▶ _DIRECTIONS FOR THIS TASK_: Exactly repeat the full listing that follows.

(Extracted records)
—————

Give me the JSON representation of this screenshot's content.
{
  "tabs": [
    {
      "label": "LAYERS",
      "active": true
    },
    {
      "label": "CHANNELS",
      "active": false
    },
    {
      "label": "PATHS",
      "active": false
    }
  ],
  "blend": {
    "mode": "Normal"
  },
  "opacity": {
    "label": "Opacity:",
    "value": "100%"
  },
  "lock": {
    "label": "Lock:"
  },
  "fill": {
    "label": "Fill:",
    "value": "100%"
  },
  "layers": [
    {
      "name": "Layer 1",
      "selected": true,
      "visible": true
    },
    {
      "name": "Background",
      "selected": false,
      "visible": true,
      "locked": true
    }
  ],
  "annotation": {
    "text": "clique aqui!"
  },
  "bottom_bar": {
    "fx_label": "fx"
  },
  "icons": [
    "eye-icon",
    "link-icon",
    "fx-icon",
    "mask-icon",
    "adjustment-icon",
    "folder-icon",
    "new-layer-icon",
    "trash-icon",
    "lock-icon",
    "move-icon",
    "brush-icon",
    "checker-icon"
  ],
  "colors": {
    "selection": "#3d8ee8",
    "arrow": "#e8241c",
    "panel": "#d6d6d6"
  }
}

—————

▶ _FULL ANSWER_:
Give me the JSON representation of this screenshot's content.
{
  "tabs": [
    {
      "label": "LAYERS",
      "active": true
    },
    {
      "label": "CHANNELS",
      "active": false
    },
    {
      "label": "PATHS",
      "active": false
    }
  ],
  "blend": {
    "mode": "Normal"
  },
  "opacity": {
    "label": "Opacity:",
    "value": "100%"
  },
  "lock": {
    "label": "Lock:"
  },
  "fill": {
    "label": "Fill:",
    "value": "100%"
  },
  "layers": [
    {
      "name": "Layer 1",
      "selected": true,
      "visible": true
    },
    {
      "name": "Background",
      "selected": false,
      "visible": true,
      "locked": true
    }
  ],
  "annotation": {
    "text": "clique aqui!"
  },
  "bottom_bar": {
    "fx_label": "fx"
  },
  "icons": [
    "eye-icon",
    "link-icon",
    "fx-icon",
    "mask-icon",
    "adjustment-icon",
    "folder-icon",
    "new-layer-icon",
    "trash-icon",
    "lock-icon",
    "move-icon",
    "brush-icon",
    "checker-icon"
  ],
  "colors": {
    "selection": "#3d8ee8",
    "arrow": "#e8241c",
    "panel": "#d6d6d6"
  }
}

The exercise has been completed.